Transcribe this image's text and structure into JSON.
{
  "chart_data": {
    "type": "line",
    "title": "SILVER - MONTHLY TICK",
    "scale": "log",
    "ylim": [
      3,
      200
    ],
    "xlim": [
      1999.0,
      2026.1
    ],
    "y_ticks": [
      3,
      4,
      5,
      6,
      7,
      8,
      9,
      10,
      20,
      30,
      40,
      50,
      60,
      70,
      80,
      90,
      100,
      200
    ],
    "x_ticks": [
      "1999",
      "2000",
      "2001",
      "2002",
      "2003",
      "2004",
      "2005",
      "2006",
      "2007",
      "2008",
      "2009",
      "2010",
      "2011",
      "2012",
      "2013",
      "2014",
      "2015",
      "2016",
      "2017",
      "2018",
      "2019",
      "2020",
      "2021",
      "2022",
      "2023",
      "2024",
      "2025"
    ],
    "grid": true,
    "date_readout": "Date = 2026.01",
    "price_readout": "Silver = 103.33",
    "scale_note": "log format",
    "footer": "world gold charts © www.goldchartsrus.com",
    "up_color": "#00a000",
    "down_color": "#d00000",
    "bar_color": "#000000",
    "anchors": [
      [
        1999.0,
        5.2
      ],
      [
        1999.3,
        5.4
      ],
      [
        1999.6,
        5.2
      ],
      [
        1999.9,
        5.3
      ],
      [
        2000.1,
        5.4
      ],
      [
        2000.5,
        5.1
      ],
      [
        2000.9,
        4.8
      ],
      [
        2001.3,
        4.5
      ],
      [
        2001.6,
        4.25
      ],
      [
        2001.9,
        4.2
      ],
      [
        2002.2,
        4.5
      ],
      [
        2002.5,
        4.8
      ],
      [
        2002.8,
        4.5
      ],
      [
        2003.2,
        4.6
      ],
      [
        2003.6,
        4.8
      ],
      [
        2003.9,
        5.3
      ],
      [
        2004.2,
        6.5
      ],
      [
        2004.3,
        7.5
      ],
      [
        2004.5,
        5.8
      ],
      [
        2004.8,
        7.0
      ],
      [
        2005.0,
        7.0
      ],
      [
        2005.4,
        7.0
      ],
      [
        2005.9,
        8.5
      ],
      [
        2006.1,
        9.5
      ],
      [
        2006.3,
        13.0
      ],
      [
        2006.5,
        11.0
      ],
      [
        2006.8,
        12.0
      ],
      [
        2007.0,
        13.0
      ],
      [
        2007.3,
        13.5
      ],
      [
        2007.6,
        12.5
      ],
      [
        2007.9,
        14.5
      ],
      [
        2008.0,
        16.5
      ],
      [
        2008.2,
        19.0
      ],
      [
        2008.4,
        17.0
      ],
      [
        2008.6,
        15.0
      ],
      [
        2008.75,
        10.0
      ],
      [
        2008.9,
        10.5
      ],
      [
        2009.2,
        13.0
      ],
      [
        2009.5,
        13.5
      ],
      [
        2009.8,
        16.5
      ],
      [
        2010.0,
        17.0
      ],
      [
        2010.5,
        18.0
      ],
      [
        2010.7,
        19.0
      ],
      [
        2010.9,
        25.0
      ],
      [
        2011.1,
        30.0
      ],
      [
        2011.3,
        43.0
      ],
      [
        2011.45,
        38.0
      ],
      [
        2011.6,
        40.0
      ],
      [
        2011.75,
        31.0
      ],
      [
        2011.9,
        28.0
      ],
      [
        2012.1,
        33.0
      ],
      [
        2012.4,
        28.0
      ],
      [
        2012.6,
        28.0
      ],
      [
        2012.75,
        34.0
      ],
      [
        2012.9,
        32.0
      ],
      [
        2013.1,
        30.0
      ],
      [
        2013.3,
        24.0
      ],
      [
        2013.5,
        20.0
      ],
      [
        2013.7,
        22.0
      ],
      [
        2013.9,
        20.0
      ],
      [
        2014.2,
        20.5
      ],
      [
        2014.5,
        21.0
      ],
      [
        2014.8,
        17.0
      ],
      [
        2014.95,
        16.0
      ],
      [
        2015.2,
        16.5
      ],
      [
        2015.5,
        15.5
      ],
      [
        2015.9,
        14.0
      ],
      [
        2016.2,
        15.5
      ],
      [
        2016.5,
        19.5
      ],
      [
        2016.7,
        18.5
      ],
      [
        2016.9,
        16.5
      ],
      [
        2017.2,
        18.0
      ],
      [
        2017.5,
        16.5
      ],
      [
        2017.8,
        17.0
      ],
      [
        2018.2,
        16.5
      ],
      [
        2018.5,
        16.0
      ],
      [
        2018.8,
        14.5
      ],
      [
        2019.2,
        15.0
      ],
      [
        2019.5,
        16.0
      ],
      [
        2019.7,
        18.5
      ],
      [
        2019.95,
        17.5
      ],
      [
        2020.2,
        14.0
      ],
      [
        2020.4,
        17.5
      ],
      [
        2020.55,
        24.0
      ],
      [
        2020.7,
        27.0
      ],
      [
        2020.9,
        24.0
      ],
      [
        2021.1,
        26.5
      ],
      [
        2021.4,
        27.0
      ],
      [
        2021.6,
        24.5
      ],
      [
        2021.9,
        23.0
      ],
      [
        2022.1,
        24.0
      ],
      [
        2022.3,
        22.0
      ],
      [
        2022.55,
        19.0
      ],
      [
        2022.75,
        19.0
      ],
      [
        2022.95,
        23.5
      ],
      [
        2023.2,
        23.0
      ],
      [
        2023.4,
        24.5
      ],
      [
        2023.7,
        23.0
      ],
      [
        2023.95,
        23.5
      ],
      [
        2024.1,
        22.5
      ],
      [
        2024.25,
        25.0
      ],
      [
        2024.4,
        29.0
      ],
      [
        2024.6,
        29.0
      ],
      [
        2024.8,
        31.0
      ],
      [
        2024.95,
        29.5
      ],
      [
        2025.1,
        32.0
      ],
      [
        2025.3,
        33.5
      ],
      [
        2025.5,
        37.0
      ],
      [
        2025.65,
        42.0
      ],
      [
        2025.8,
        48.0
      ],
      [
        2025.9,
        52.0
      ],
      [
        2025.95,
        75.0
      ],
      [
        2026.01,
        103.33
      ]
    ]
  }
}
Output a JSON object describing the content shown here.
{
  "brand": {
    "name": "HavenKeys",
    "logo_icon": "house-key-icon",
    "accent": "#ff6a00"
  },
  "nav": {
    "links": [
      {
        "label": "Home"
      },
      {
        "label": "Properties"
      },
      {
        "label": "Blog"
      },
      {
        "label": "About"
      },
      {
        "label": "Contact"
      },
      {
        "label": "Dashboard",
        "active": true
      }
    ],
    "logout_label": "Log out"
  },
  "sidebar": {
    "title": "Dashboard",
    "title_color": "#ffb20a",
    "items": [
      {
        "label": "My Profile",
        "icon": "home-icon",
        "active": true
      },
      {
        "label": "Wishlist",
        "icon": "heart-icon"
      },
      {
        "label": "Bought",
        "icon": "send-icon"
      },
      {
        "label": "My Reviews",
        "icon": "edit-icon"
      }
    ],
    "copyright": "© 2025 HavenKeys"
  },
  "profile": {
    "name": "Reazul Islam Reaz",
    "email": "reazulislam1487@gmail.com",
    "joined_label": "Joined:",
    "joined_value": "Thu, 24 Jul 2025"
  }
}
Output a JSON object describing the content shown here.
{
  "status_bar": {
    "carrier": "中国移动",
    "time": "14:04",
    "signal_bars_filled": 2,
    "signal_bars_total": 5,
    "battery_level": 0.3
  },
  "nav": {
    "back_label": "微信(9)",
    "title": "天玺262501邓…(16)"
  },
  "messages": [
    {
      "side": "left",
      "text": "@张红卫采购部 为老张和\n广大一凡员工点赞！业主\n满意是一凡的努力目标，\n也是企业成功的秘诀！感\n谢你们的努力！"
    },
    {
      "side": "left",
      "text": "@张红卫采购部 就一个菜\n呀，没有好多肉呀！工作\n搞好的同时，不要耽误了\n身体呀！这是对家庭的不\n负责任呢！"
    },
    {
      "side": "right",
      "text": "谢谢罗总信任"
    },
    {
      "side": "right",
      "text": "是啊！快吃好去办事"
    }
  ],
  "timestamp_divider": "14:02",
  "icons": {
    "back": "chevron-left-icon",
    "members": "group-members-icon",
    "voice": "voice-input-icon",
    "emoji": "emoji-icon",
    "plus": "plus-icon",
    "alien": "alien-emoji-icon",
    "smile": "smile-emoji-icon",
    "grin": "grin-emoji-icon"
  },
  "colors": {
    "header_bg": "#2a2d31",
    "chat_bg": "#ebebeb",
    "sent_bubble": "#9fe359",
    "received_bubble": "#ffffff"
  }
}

* * *

* [Prompt]: Locate each line with the word "张红卫采购部" and copy it.

* [Task result]:
      "text": "@张红卫采购部 为老张和\n广大一凡员工点赞！业主\n满意是一凡的努力目标，\n也是企业成功的秘诀！感\n谢你们的努力！"
      "text": "@张红卫采购部 就一个菜\n呀，没有好多肉呀！工作\n搞好的同时，不要耽误了\n身体呀！这是对家庭的不\n负责任呢！"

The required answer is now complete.